◆ WORK REQUIRED ◆
The records below need retyping in full; give them again exactly.

[Collected data entries]
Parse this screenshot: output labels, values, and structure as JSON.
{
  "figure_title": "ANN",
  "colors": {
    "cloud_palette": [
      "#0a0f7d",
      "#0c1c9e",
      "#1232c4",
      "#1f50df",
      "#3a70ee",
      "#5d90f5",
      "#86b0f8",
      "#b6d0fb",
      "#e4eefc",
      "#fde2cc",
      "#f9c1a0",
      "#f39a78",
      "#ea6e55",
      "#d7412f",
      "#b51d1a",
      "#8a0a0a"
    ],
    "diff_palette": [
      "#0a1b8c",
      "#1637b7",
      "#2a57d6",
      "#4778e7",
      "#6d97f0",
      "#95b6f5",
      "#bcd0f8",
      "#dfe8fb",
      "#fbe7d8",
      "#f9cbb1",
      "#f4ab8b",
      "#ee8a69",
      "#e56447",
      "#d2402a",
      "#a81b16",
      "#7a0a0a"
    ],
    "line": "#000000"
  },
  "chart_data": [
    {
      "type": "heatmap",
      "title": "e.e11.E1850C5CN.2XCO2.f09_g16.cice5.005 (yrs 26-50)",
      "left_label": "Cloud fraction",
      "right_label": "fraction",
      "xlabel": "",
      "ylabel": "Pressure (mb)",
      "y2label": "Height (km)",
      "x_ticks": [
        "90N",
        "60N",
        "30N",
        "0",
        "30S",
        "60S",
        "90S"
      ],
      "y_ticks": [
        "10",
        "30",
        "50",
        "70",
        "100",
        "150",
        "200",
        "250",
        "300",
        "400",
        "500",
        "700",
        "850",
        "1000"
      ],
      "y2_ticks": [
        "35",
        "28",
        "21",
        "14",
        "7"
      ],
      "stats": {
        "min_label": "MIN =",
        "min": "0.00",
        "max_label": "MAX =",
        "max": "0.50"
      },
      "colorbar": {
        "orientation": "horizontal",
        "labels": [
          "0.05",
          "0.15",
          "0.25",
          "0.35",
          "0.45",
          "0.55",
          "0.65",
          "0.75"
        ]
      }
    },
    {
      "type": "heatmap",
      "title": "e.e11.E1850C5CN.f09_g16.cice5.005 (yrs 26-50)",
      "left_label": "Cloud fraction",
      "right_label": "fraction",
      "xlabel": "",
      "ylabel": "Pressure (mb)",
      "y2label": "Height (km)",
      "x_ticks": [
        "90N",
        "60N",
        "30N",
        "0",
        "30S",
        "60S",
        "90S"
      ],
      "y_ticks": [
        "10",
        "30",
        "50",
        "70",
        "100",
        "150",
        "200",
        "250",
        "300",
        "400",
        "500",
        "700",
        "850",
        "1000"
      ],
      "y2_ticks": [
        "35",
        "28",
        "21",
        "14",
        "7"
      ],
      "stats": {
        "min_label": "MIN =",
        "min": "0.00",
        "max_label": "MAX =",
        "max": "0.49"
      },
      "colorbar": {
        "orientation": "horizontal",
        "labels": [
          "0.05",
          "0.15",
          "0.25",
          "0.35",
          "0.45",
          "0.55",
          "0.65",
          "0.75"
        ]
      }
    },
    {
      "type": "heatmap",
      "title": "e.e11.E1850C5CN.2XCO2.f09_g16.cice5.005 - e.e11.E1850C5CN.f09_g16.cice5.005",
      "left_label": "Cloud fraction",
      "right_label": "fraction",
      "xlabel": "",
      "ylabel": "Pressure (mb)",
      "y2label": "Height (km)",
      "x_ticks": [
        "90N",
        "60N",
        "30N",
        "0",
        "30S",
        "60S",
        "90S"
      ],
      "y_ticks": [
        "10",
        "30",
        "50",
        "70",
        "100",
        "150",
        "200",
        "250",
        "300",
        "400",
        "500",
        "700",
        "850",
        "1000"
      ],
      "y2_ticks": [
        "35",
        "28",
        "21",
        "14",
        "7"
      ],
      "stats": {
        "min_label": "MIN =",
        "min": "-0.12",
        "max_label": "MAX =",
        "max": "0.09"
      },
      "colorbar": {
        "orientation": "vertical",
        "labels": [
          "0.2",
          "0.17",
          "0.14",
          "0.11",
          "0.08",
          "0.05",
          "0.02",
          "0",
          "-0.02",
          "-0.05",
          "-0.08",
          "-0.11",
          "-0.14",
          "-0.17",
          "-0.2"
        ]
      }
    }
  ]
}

◆ FULL RESPONSE ◆
Parse this screenshot: output labels, values, and structure as JSON.
{
  "figure_title": "ANN",
  "colors": {
    "cloud_palette": [
      "#0a0f7d",
      "#0c1c9e",
      "#1232c4",
      "#1f50df",
      "#3a70ee",
      "#5d90f5",
      "#86b0f8",
      "#b6d0fb",
      "#e4eefc",
      "#fde2cc",
      "#f9c1a0",
      "#f39a78",
      "#ea6e55",
      "#d7412f",
      "#b51d1a",
      "#8a0a0a"
    ],
    "diff_palette": [
      "#0a1b8c",
      "#1637b7",
      "#2a57d6",
      "#4778e7",
      "#6d97f0",
      "#95b6f5",
      "#bcd0f8",
      "#dfe8fb",
      "#fbe7d8",
      "#f9cbb1",
      "#f4ab8b",
      "#ee8a69",
      "#e56447",
      "#d2402a",
      "#a81b16",
      "#7a0a0a"
    ],
    "line": "#000000"
  },
  "chart_data": [
    {
      "type": "heatmap",
      "title": "e.e11.E1850C5CN.2XCO2.f09_g16.cice5.005 (yrs 26-50)",
      "left_label": "Cloud fraction",
      "right_label": "fraction",
      "xlabel": "",
      "ylabel": "Pressure (mb)",
      "y2label": "Height (km)",
      "x_ticks": [
        "90N",
        "60N",
        "30N",
        "0",
        "30S",
        "60S",
        "90S"
      ],
      "y_ticks": [
        "10",
        "30",
        "50",
        "70",
        "100",
        "150",
        "200",
        "250",
        "300",
        "400",
        "500",
        "700",
        "850",
        "1000"
      ],
      "y2_ticks": [
        "35",
        "28",
        "21",
        "14",
        "7"
      ],
      "stats": {
        "min_label": "MIN =",
        "min": "0.00",
        "max_label": "MAX =",
        "max": "0.50"
      },
      "colorbar": {
        "orientation": "horizontal",
        "labels": [
          "0.05",
          "0.15",
          "0.25",
          "0.35",
          "0.45",
          "0.55",
          "0.65",
          "0.75"
        ]
      }
    },
    {
      "type": "heatmap",
      "title": "e.e11.E1850C5CN.f09_g16.cice5.005 (yrs 26-50)",
      "left_label": "Cloud fraction",
      "right_label": "fraction",
      "xlabel": "",
      "ylabel": "Pressure (mb)",
      "y2label": "Height (km)",
      "x_ticks": [
        "90N",
        "60N",
        "30N",
        "0",
        "30S",
        "60S",
        "90S"
      ],
      "y_ticks": [
        "10",
        "30",
        "50",
        "70",
        "100",
        "150",
        "200",
        "250",
        "300",
        "400",
        "500",
        "700",
        "850",
        "1000"
      ],
      "y2_ticks": [
        "35",
        "28",
        "21",
        "14",
        "7"
      ],
      "stats": {
        "min_label": "MIN =",
        "min": "0.00",
        "max_label": "MAX =",
        "max": "0.49"
      },
      "colorbar": {
        "orientation": "horizontal",
        "labels": [
          "0.05",
          "0.15",
          "0.25",
          "0.35",
          "0.45",
          "0.55",
          "0.65",
          "0.75"
        ]
      }
    },
    {
      "type": "heatmap",
      "title": "e.e11.E1850C5CN.2XCO2.f09_g16.cice5.005 - e.e11.E1850C5CN.f09_g16.cice5.005",
      "left_label": "Cloud fraction",
      "right_label": "fraction",
      "xlabel": "",
      "ylabel": "Pressure (mb)",
      "y2label": "Height (km)",
      "x_ticks": [
        "90N",
        "60N",
        "30N",
        "0",
        "30S",
        "60S",
        "90S"
      ],
      "y_ticks": [
        "10",
        "30",
        "50",
        "70",
        "100",
        "150",
        "200",
        "250",
        "300",
        "400",
        "500",
        "700",
        "850",
        "1000"
      ],
      "y2_ticks": [
        "35",
        "28",
        "21",
        "14",
        "7"
      ],
      "stats": {
        "min_label": "MIN =",
        "min": "-0.12",
        "max_label": "MAX =",
        "max": "0.09"
      },
      "colorbar": {
        "orientation": "vertical",
        "labels": [
          "0.2",
          "0.17",
          "0.14",
          "0.11",
          "0.08",
          "0.05",
          "0.02",
          "0",
          "-0.02",
          "-0.05",
          "-0.08",
          "-0.11",
          "-0.14",
          "-0.17",
          "-0.2"
        ]
      }
    }
  ]
}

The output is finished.